**WHAT IS NEEDED**
Keep every line where the word "When" appears; drop the rest.

Records from a collection
********************

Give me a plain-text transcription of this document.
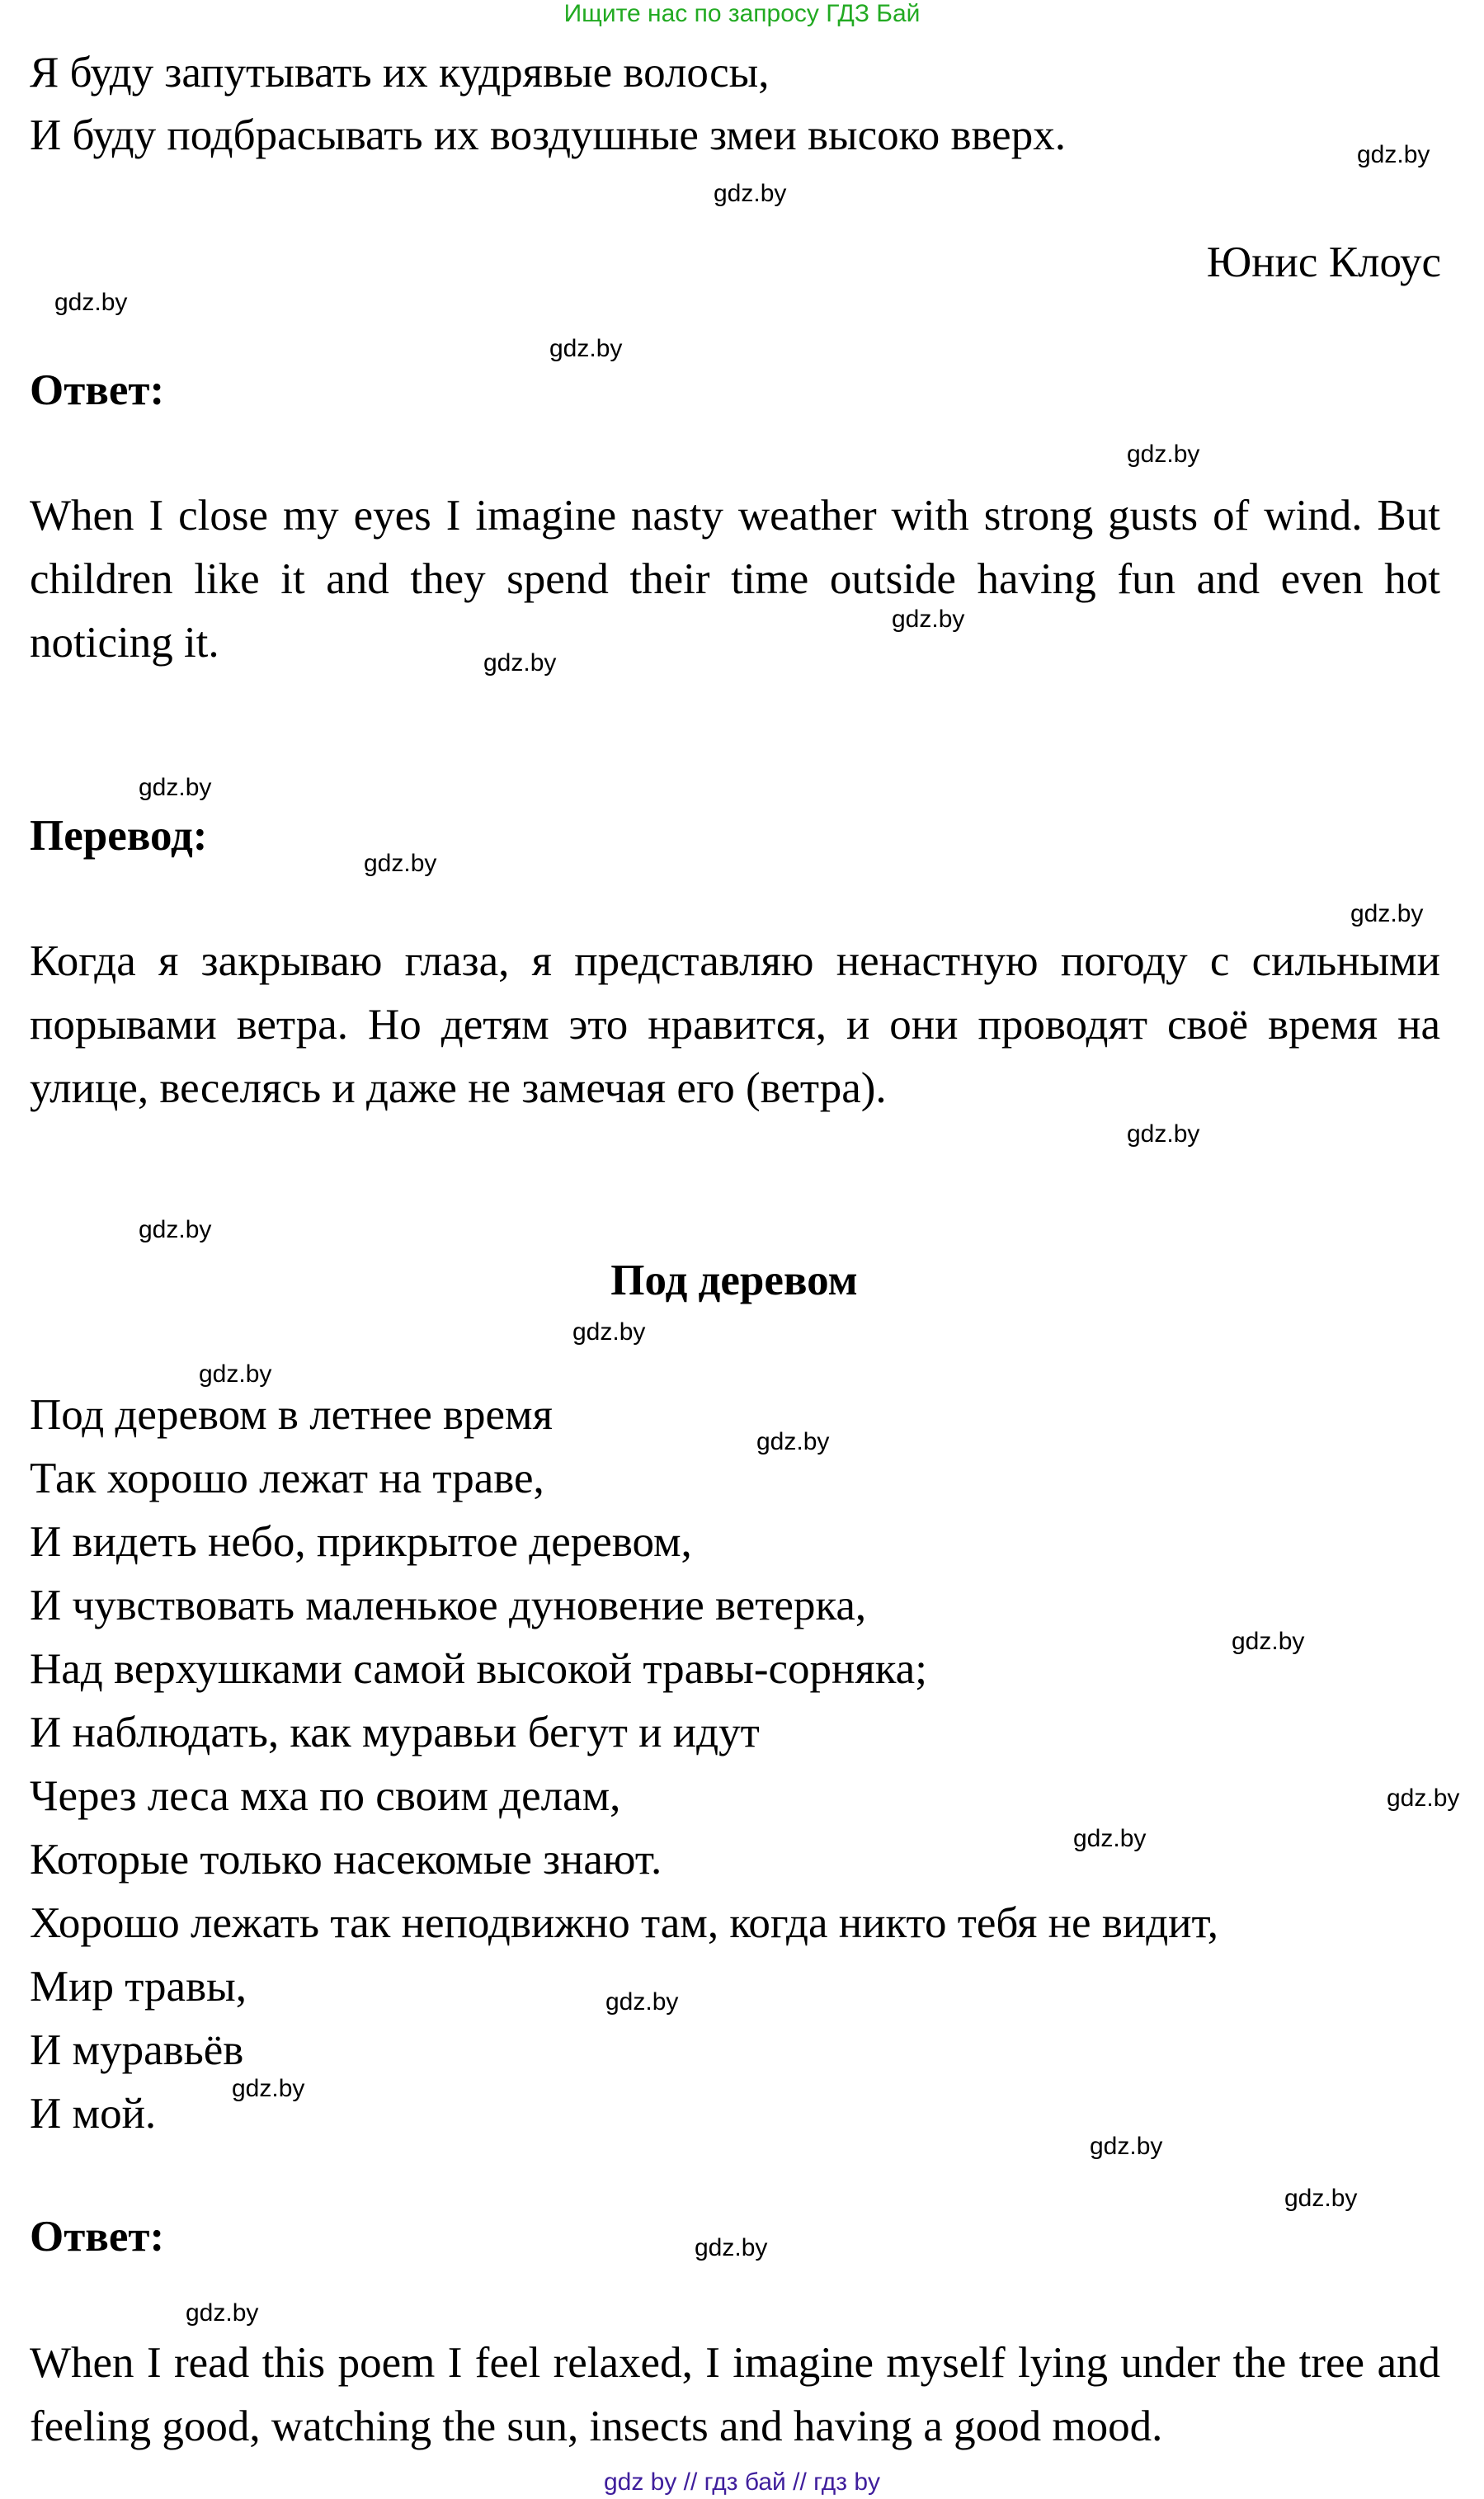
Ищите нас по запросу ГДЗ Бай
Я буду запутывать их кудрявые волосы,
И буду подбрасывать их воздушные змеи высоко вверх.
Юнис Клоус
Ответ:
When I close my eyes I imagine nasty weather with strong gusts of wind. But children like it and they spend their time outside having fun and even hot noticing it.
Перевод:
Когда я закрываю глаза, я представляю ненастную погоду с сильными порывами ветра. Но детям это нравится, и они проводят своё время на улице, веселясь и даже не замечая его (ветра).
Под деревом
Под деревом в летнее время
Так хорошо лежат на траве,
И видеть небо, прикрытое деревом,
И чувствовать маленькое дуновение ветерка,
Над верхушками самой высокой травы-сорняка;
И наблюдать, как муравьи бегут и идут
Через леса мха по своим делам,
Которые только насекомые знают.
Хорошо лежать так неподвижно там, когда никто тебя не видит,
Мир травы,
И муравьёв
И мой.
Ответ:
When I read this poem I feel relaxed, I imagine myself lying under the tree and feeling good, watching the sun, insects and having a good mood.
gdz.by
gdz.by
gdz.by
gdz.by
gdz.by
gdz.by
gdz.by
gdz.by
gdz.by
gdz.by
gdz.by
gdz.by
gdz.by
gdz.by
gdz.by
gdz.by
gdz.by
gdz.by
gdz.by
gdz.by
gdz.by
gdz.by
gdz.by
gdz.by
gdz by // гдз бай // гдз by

********************

**WRITTEN ANSWER**
When I close my eyes I imagine nasty weather with strong gusts of wind. But children like it and they spend their time outside having fun and even hot noticing it.
When I read this poem I feel relaxed, I imagine myself lying under the tree and feeling good, watching the sun, insects and having a good mood.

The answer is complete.